Write out the records word for word, with no pictures.

Records about charts and figures:
□ □ □ □

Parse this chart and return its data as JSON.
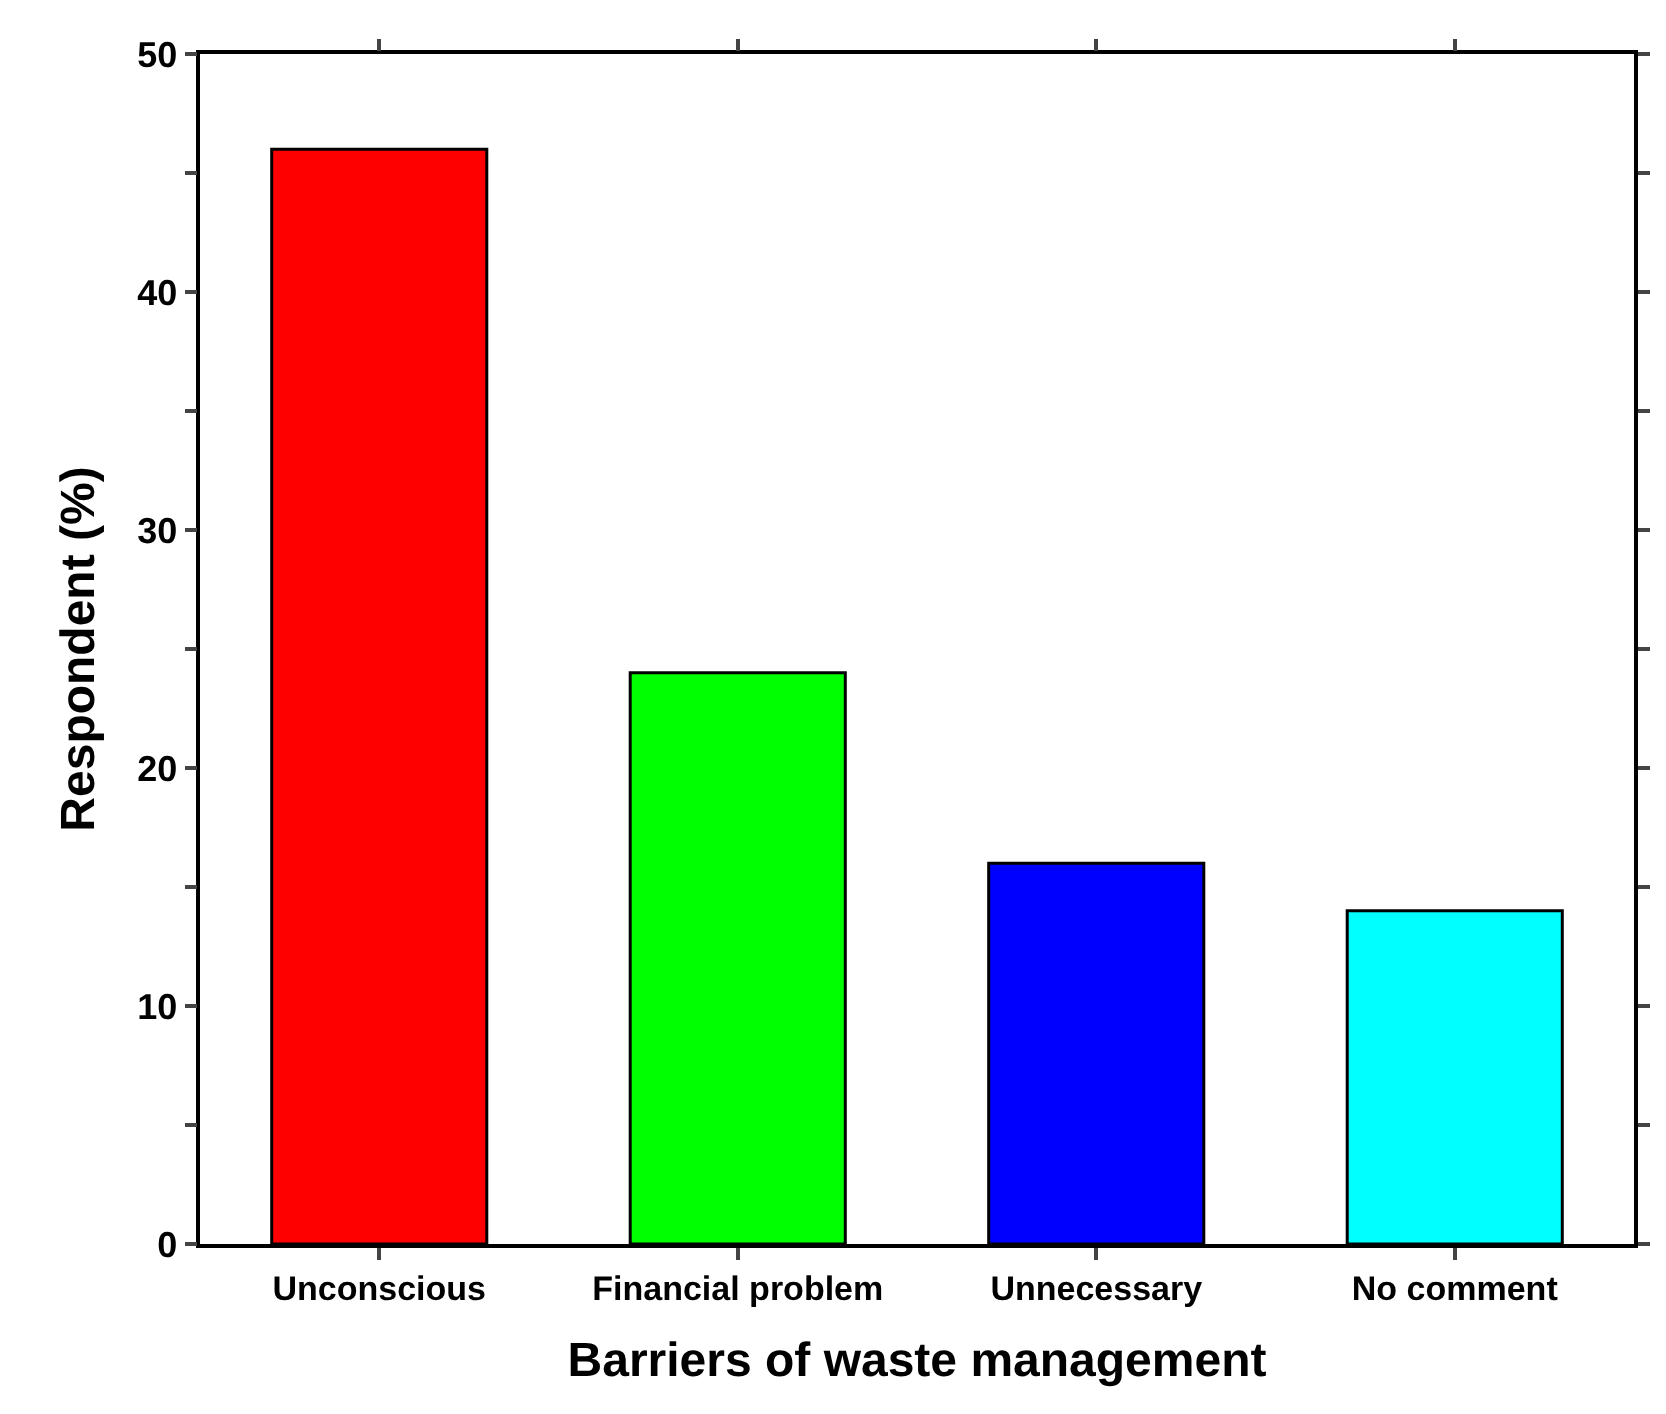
{
  "chart_data": {
    "type": "bar",
    "xlabel": "Barriers of waste management",
    "ylabel": "Respondent (%)",
    "categories": [
      "Unconscious",
      "Financial problem",
      "Unnecessary",
      "No comment"
    ],
    "values": [
      46,
      24,
      16,
      14
    ],
    "colors": [
      "#ff0000",
      "#00ff00",
      "#0000ff",
      "#00ffff"
    ],
    "ylim": [
      0,
      50
    ],
    "yticks": [
      0,
      {
        "value": 5,
        "label": null
      },
      10,
      {
        "value": 15,
        "label": null
      },
      20,
      {
        "value": 25,
        "label": null
      },
      30,
      {
        "value": 35,
        "label": null
      },
      40,
      {
        "value": 45,
        "label": null
      },
      50
    ],
    "grid": false
  }
}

□ □ □ □

## Result
Parse this chart and return its data as JSON.
{
  "chart_data": {
    "type": "bar",
    "xlabel": "Barriers of waste management",
    "ylabel": "Respondent (%)",
    "categories": [
      "Unconscious",
      "Financial problem",
      "Unnecessary",
      "No comment"
    ],
    "values": [
      46,
      24,
      16,
      14
    ],
    "colors": [
      "#ff0000",
      "#00ff00",
      "#0000ff",
      "#00ffff"
    ],
    "ylim": [
      0,
      50
    ],
    "yticks": [
      0,
      {
        "value": 5,
        "label": null
      },
      10,
      {
        "value": 15,
        "label": null
      },
      20,
      {
        "value": 25,
        "label": null
      },
      30,
      {
        "value": 35,
        "label": null
      },
      40,
      {
        "value": 45,
        "label": null
      },
      50
    ],
    "grid": false
  }
}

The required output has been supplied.